- **Objective**: Copy each line exactly.

---------- Recorded information

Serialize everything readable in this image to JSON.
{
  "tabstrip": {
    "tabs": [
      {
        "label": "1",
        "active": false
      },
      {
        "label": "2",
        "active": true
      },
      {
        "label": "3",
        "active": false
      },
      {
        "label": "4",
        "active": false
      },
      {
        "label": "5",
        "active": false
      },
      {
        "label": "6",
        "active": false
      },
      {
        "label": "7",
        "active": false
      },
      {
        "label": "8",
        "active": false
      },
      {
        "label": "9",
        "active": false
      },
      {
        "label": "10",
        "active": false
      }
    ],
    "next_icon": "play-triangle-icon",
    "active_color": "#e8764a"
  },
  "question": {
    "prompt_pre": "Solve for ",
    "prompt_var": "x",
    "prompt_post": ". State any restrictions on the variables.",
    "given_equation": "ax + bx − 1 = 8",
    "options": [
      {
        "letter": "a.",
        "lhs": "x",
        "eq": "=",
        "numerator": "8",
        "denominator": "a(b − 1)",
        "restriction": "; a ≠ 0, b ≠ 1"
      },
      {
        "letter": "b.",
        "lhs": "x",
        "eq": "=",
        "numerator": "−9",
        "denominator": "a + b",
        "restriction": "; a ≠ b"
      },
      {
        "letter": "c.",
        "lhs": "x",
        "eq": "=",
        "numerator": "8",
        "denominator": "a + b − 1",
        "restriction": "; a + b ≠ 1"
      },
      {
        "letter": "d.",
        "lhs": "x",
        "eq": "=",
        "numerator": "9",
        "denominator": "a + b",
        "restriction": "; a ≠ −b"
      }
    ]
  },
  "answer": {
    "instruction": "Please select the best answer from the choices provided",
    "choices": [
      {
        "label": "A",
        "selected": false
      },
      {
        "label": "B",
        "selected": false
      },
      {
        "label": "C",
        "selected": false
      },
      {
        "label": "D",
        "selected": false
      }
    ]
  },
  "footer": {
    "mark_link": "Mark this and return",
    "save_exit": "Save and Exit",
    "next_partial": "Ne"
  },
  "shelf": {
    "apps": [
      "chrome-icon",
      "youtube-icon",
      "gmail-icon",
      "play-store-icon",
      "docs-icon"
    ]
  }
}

--------------------

- **Response to the exercise**:
Serialize everything readable in this image to JSON.
{
  "tabstrip": {
    "tabs": [
      {
        "label": "1",
        "active": false
      },
      {
        "label": "2",
        "active": true
      },
      {
        "label": "3",
        "active": false
      },
      {
        "label": "4",
        "active": false
      },
      {
        "label": "5",
        "active": false
      },
      {
        "label": "6",
        "active": false
      },
      {
        "label": "7",
        "active": false
      },
      {
        "label": "8",
        "active": false
      },
      {
        "label": "9",
        "active": false
      },
      {
        "label": "10",
        "active": false
      }
    ],
    "next_icon": "play-triangle-icon",
    "active_color": "#e8764a"
  },
  "question": {
    "prompt_pre": "Solve for ",
    "prompt_var": "x",
    "prompt_post": ". State any restrictions on the variables.",
    "given_equation": "ax + bx − 1 = 8",
    "options": [
      {
        "letter": "a.",
        "lhs": "x",
        "eq": "=",
        "numerator": "8",
        "denominator": "a(b − 1)",
        "restriction": "; a ≠ 0, b ≠ 1"
      },
      {
        "letter": "b.",
        "lhs": "x",
        "eq": "=",
        "numerator": "−9",
        "denominator": "a + b",
        "restriction": "; a ≠ b"
      },
      {
        "letter": "c.",
        "lhs": "x",
        "eq": "=",
        "numerator": "8",
        "denominator": "a + b − 1",
        "restriction": "; a + b ≠ 1"
      },
      {
        "letter": "d.",
        "lhs": "x",
        "eq": "=",
        "numerator": "9",
        "denominator": "a + b",
        "restriction": "; a ≠ −b"
      }
    ]
  },
  "answer": {
    "instruction": "Please select the best answer from the choices provided",
    "choices": [
      {
        "label": "A",
        "selected": false
      },
      {
        "label": "B",
        "selected": false
      },
      {
        "label": "C",
        "selected": false
      },
      {
        "label": "D",
        "selected": false
      }
    ]
  },
  "footer": {
    "mark_link": "Mark this and return",
    "save_exit": "Save and Exit",
    "next_partial": "Ne"
  },
  "shelf": {
    "apps": [
      "chrome-icon",
      "youtube-icon",
      "gmail-icon",
      "play-store-icon",
      "docs-icon"
    ]
  }
}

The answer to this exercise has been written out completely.